**WHAT YOU SHOULD DO:**
Pull every line containing "Control" from the entries.

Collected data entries
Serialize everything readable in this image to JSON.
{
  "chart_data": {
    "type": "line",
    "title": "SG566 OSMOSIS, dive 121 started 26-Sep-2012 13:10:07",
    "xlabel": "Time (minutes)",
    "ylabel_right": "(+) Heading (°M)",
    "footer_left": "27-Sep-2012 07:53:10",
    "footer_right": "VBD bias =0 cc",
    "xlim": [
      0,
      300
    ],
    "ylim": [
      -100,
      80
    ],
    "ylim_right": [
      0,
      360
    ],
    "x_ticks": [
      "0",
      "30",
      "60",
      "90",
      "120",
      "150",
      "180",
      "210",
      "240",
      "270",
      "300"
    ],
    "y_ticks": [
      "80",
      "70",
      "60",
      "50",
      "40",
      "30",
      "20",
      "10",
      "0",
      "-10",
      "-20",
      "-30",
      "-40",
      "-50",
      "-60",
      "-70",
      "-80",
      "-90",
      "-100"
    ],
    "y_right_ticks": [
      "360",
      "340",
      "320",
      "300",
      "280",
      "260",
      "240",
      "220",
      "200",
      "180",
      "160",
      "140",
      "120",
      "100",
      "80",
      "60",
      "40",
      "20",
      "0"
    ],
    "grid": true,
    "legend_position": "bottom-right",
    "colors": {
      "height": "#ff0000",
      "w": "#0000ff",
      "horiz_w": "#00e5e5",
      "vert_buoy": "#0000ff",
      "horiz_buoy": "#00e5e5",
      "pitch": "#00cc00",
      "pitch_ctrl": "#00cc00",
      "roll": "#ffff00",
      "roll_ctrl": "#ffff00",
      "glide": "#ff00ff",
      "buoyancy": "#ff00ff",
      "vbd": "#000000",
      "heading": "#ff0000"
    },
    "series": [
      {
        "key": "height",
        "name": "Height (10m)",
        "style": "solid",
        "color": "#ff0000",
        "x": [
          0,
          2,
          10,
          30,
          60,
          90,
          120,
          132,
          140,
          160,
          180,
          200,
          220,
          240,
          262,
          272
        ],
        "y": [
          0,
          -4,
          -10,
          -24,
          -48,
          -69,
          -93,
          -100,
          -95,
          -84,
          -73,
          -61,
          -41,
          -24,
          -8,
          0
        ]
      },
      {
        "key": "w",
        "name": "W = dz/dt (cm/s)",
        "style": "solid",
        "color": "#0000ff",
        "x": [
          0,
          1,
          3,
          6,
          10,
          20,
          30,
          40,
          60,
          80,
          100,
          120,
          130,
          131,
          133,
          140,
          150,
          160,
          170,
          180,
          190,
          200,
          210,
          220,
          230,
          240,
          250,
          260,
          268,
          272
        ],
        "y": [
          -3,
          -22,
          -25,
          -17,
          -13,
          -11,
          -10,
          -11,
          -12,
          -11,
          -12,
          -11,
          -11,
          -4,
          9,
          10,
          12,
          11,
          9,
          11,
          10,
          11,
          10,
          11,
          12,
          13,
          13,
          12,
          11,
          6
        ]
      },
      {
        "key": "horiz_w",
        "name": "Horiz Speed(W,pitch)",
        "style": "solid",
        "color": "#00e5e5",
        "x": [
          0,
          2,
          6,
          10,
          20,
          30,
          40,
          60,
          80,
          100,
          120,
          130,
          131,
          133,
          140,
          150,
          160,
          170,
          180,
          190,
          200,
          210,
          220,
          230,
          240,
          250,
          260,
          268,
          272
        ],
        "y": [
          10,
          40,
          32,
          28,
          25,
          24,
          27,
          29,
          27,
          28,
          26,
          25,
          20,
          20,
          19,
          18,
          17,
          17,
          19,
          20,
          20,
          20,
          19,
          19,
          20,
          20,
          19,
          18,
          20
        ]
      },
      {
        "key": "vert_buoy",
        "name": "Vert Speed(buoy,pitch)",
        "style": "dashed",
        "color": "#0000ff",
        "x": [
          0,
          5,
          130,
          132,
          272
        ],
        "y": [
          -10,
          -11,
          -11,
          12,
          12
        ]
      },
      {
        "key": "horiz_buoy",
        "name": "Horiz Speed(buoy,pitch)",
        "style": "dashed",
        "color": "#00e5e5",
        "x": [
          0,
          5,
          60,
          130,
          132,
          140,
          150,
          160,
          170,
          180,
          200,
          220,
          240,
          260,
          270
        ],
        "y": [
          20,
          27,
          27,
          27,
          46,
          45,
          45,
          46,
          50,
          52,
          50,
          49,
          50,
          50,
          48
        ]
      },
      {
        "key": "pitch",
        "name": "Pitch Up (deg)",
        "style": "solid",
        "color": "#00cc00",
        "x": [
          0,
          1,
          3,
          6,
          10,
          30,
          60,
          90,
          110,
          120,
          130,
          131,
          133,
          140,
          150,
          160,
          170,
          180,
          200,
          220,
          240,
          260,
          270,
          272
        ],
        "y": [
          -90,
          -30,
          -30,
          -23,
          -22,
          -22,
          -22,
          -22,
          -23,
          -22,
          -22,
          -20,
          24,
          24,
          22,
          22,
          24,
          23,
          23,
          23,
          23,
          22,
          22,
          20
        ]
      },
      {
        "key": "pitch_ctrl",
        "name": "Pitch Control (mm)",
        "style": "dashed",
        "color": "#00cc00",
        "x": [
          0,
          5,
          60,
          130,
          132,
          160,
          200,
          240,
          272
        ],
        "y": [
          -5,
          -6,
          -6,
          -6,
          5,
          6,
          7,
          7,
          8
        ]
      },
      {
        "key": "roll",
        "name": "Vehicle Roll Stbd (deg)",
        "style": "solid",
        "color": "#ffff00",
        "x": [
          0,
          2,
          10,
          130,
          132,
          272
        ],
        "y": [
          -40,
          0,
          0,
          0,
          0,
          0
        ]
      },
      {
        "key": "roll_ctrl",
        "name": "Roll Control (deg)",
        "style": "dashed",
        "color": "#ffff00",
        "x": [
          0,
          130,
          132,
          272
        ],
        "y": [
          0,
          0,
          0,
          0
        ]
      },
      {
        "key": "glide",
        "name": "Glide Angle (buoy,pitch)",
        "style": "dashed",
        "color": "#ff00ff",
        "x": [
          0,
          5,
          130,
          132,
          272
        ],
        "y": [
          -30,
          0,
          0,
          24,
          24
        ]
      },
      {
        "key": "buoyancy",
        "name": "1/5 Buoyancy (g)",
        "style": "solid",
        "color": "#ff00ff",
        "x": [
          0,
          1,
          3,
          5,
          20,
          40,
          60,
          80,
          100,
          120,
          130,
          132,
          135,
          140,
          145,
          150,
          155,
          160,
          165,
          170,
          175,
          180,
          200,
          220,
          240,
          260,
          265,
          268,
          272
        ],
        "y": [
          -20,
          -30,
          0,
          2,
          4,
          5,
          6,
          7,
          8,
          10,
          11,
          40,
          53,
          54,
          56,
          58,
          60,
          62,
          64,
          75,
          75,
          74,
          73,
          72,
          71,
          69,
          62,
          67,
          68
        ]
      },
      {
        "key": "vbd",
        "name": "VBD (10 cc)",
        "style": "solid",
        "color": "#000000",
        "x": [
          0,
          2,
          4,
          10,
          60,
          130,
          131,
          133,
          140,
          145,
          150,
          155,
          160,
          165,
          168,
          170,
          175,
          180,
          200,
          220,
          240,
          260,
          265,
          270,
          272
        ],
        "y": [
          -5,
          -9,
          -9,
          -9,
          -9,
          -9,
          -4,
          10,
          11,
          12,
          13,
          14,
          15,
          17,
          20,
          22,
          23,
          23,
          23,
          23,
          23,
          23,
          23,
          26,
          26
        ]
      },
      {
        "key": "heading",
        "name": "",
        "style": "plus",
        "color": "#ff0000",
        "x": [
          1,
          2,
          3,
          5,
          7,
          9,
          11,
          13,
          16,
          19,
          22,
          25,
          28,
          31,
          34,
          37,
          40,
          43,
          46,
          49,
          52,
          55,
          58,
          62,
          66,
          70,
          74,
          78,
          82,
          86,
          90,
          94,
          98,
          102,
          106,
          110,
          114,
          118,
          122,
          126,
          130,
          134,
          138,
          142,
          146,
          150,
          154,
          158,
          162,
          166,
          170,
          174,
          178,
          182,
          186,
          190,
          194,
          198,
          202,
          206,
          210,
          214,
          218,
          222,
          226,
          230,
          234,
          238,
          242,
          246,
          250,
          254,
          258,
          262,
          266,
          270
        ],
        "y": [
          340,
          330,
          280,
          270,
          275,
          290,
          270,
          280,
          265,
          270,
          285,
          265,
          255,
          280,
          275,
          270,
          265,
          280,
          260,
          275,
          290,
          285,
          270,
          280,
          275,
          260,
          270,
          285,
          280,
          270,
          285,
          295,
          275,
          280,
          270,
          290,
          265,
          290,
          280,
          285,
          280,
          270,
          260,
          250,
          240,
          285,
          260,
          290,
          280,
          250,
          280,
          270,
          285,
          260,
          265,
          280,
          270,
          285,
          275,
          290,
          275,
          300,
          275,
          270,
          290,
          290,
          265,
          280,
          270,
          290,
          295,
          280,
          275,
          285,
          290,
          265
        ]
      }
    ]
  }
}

**EXPECTED ANSWER:**
        "name": "Pitch Control (mm)",
        "name": "Roll Control (deg)",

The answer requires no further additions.